◆ **Task description**
Extract the complete listing and repeat it word for word.
Start Records to use
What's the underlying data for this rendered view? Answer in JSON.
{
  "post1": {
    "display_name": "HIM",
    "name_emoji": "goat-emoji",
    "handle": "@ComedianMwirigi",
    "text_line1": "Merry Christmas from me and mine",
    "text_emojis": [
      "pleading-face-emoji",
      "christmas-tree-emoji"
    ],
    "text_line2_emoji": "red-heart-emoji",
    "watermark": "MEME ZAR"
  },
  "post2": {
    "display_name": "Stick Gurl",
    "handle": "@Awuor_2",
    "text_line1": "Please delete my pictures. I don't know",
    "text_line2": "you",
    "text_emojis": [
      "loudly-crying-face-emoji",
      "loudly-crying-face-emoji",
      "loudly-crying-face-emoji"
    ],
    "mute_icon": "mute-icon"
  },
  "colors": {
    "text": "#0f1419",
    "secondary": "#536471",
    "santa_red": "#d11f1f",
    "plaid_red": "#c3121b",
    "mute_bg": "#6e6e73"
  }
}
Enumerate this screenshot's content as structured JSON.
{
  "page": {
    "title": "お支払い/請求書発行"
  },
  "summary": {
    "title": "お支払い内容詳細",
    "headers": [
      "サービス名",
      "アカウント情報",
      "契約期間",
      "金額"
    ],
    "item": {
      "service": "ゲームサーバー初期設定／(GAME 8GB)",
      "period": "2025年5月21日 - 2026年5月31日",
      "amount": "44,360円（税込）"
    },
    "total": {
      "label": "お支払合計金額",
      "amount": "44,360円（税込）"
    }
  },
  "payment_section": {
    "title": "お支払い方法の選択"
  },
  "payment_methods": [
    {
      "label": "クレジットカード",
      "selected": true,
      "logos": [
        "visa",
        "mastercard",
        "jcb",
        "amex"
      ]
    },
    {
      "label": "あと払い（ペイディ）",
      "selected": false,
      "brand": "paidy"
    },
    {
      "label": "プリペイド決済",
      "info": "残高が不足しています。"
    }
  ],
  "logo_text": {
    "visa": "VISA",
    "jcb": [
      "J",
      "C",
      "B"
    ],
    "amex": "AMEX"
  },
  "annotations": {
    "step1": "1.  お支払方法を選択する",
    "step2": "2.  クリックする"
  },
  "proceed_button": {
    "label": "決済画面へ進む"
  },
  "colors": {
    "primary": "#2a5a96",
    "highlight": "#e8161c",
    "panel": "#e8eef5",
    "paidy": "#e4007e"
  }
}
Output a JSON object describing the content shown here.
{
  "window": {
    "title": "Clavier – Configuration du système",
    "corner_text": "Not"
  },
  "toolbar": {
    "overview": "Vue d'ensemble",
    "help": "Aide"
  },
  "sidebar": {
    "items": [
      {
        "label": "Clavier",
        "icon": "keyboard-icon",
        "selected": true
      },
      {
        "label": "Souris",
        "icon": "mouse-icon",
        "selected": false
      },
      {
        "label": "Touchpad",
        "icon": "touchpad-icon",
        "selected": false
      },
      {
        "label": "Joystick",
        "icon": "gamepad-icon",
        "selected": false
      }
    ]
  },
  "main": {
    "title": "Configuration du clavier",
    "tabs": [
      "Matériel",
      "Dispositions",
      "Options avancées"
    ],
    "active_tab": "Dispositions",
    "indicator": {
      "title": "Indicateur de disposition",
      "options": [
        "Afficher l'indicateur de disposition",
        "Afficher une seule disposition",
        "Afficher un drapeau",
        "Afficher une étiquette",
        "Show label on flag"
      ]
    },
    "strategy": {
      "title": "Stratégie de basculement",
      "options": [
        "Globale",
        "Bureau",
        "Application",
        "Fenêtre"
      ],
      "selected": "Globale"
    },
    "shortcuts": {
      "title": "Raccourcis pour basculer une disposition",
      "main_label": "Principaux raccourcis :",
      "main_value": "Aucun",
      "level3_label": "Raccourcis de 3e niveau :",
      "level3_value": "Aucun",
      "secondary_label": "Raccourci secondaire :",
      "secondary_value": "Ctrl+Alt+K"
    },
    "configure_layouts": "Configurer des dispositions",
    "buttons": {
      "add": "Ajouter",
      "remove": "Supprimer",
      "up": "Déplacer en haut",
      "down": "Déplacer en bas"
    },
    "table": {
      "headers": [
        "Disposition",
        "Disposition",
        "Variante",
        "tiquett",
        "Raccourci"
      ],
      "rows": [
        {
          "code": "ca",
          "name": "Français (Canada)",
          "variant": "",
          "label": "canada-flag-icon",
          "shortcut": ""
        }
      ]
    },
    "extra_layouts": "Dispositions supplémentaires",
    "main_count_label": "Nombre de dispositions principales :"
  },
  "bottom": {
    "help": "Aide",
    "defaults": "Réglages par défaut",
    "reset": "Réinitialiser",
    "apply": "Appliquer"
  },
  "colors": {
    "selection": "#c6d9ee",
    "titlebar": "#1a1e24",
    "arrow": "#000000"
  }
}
End Records to use
◆ **Final answer**
What's the underlying data for this rendered view? Answer in JSON.
{
  "post1": {
    "display_name": "HIM",
    "name_emoji": "goat-emoji",
    "handle": "@ComedianMwirigi",
    "text_line1": "Merry Christmas from me and mine",
    "text_emojis": [
      "pleading-face-emoji",
      "christmas-tree-emoji"
    ],
    "text_line2_emoji": "red-heart-emoji",
    "watermark": "MEME ZAR"
  },
  "post2": {
    "display_name": "Stick Gurl",
    "handle": "@Awuor_2",
    "text_line1": "Please delete my pictures. I don't know",
    "text_line2": "you",
    "text_emojis": [
      "loudly-crying-face-emoji",
      "loudly-crying-face-emoji",
      "loudly-crying-face-emoji"
    ],
    "mute_icon": "mute-icon"
  },
  "colors": {
    "text": "#0f1419",
    "secondary": "#536471",
    "santa_red": "#d11f1f",
    "plaid_red": "#c3121b",
    "mute_bg": "#6e6e73"
  }
}
Enumerate this screenshot's content as structured JSON.
{
  "page": {
    "title": "お支払い/請求書発行"
  },
  "summary": {
    "title": "お支払い内容詳細",
    "headers": [
      "サービス名",
      "アカウント情報",
      "契約期間",
      "金額"
    ],
    "item": {
      "service": "ゲームサーバー初期設定／(GAME 8GB)",
      "period": "2025年5月21日 - 2026年5月31日",
      "amount": "44,360円（税込）"
    },
    "total": {
      "label": "お支払合計金額",
      "amount": "44,360円（税込）"
    }
  },
  "payment_section": {
    "title": "お支払い方法の選択"
  },
  "payment_methods": [
    {
      "label": "クレジットカード",
      "selected": true,
      "logos": [
        "visa",
        "mastercard",
        "jcb",
        "amex"
      ]
    },
    {
      "label": "あと払い（ペイディ）",
      "selected": false,
      "brand": "paidy"
    },
    {
      "label": "プリペイド決済",
      "info": "残高が不足しています。"
    }
  ],
  "logo_text": {
    "visa": "VISA",
    "jcb": [
      "J",
      "C",
      "B"
    ],
    "amex": "AMEX"
  },
  "annotations": {
    "step1": "1.  お支払方法を選択する",
    "step2": "2.  クリックする"
  },
  "proceed_button": {
    "label": "決済画面へ進む"
  },
  "colors": {
    "primary": "#2a5a96",
    "highlight": "#e8161c",
    "panel": "#e8eef5",
    "paidy": "#e4007e"
  }
}
Output a JSON object describing the content shown here.
{
  "window": {
    "title": "Clavier – Configuration du système",
    "corner_text": "Not"
  },
  "toolbar": {
    "overview": "Vue d'ensemble",
    "help": "Aide"
  },
  "sidebar": {
    "items": [
      {
        "label": "Clavier",
        "icon": "keyboard-icon",
        "selected": true
      },
      {
        "label": "Souris",
        "icon": "mouse-icon",
        "selected": false
      },
      {
        "label": "Touchpad",
        "icon": "touchpad-icon",
        "selected": false
      },
      {
        "label": "Joystick",
        "icon": "gamepad-icon",
        "selected": false
      }
    ]
  },
  "main": {
    "title": "Configuration du clavier",
    "tabs": [
      "Matériel",
      "Dispositions",
      "Options avancées"
    ],
    "active_tab": "Dispositions",
    "indicator": {
      "title": "Indicateur de disposition",
      "options": [
        "Afficher l'indicateur de disposition",
        "Afficher une seule disposition",
        "Afficher un drapeau",
        "Afficher une étiquette",
        "Show label on flag"
      ]
    },
    "strategy": {
      "title": "Stratégie de basculement",
      "options": [
        "Globale",
        "Bureau",
        "Application",
        "Fenêtre"
      ],
      "selected": "Globale"
    },
    "shortcuts": {
      "title": "Raccourcis pour basculer une disposition",
      "main_label": "Principaux raccourcis :",
      "main_value": "Aucun",
      "level3_label": "Raccourcis de 3e niveau :",
      "level3_value": "Aucun",
      "secondary_label": "Raccourci secondaire :",
      "secondary_value": "Ctrl+Alt+K"
    },
    "configure_layouts": "Configurer des dispositions",
    "buttons": {
      "add": "Ajouter",
      "remove": "Supprimer",
      "up": "Déplacer en haut",
      "down": "Déplacer en bas"
    },
    "table": {
      "headers": [
        "Disposition",
        "Disposition",
        "Variante",
        "tiquett",
        "Raccourci"
      ],
      "rows": [
        {
          "code": "ca",
          "name": "Français (Canada)",
          "variant": "",
          "label": "canada-flag-icon",
          "shortcut": ""
        }
      ]
    },
    "extra_layouts": "Dispositions supplémentaires",
    "main_count_label": "Nombre de dispositions principales :"
  },
  "bottom": {
    "help": "Aide",
    "defaults": "Réglages par défaut",
    "reset": "Réinitialiser",
    "apply": "Appliquer"
  },
  "colors": {
    "selection": "#c6d9ee",
    "titlebar": "#1a1e24",
    "arrow": "#000000"
  }
}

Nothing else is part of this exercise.